_Given passage_.

Background & Significance: Effective management strategies are urgently needed for patients (pts) with MDS/MPN overlap syndromes. Current therapies are limited to hydroxyurea for pts with proliferative phenotypes and hypomethylating agents for pts with dysplastic phenotype with complete response (CR) rates <20% and second-line options lacking. Prognosis is poor for pts with high-risk CMML and other MDS/MPN overlap syndromes with a median overall survival (OS) <3 yrs and dismal for accelerated phase disease with OS <1 yr. The only curative treatment is an allogeneic stem cell transplant which is not feasible in many pts due to age, comorbidities, poor performance status, or inability to achieve adequate pre-transplant disease control. 

Axatilimab (Axa) is a first-in-class humanized IgG4 monoclonal antibody with high affinity against colony stimulating factor-1 receptor (CSF-1R). CSF-1R is expressed on cells in the mononuclear phagocyte lineage. In vitro studies have demonstrated that Axa binds to human CSF-1R and completely inhibits macrophage viability during CSF1–mediated differentiation. Axa has demonstrated adequate tolerability and encouraging response rates in the treatment of chronic graft vs host disease (cGVHD) through inhibition of donor-derived monocytes and macrophages and is FDA approved for refractory cGVHD. Inhibition of CSF-1R–mediated signaling has shown anti-tumor activity in AML models by targeting supportive cells in the microenvironment (Edwards DK et al.Blood 2019) and may therefore represent a therapeutic strategy in other myeloid malignancies as well. 

Study Design & Methods: We have designed a multicenter phase 1b/2 study (NCT06523556) to assess the tolerability & preliminary efficacy of Axa in combination with Azacitidine (AZA) in pts with advanced phase MPN, CMML (intermediate-2 or high risk per CPSS molecular model), and other MDS/MPN overlap syndromes as per 2016 WHO criteria including atypical CML, MDS/MPN with ring sideroblasts and thrombocytosis and MDS/MPN unclassifiable (MDS/MPN-U).

_To do_.
1) Print the part of the trial summary starting with "Study Design &" and going on through "MDS/MPN unclassifiable (MDS/MPN-U).".
2) List every reason the trial summary gives for why an allogeneic stem cell transplant is not feasible in many patients.
The data after this comes from a different source.

_Information shown_.
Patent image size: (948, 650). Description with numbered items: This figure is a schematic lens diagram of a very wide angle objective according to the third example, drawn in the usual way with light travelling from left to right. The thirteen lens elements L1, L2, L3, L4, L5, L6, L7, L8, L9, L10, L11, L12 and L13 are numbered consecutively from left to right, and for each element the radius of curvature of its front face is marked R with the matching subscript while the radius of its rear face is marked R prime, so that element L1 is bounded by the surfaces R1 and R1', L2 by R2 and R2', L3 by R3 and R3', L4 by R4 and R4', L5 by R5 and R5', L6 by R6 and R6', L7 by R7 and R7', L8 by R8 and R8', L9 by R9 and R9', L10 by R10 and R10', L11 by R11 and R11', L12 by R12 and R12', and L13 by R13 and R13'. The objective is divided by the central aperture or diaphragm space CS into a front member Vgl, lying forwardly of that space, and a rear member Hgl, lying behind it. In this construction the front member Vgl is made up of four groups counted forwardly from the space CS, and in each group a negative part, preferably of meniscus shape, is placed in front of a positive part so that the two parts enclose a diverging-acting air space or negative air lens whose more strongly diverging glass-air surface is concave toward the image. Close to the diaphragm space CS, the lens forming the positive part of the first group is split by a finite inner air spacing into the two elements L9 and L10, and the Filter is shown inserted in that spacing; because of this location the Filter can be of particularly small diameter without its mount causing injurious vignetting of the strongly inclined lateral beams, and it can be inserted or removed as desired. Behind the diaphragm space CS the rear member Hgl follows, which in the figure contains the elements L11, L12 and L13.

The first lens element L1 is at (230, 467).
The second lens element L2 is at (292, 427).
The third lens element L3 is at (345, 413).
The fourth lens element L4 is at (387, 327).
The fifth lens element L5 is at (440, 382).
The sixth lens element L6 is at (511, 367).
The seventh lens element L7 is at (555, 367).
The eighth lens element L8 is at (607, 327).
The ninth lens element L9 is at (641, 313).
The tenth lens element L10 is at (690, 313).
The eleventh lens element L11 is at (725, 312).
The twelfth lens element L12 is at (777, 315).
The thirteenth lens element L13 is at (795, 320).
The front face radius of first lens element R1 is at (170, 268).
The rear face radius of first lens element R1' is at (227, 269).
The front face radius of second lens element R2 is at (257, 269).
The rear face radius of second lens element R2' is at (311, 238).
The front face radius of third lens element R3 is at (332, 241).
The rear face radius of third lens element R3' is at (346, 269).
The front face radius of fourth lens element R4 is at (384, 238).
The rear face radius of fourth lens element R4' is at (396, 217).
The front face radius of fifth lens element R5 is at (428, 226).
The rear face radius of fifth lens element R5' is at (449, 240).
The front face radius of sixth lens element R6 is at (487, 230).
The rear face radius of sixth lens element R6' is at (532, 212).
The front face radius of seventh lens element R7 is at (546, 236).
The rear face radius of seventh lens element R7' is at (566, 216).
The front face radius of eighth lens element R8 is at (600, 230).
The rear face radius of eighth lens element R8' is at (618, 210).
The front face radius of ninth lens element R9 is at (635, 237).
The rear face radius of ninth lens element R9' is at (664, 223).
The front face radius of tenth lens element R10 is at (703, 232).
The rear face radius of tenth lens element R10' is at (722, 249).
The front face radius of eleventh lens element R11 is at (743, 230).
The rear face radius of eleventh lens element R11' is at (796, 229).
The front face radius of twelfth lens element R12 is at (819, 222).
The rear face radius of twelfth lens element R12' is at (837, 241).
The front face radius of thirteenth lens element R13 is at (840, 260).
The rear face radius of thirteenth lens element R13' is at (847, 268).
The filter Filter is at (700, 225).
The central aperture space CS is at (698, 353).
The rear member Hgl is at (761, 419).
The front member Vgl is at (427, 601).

_Answers for each item_.
1)
Study Design & Methods: We have designed a multicenter phase 1b/2 study (NCT06523556) to assess the tolerability & preliminary efficacy of Axa in combination with Azacitidine (AZA) in pts with advanced phase MPN, CMML (intermediate-2 or high risk per CPSS molecular model), and other MDS/MPN overlap syndromes as per 2016 WHO criteria including atypical CML, MDS/MPN with ring sideroblasts and thrombocytosis and MDS/MPN unclassifiable (MDS/MPN-U).

2)
- Age
- Comorbidities
- Poor performance status
- Inability to achieve adequate pre-transplant disease control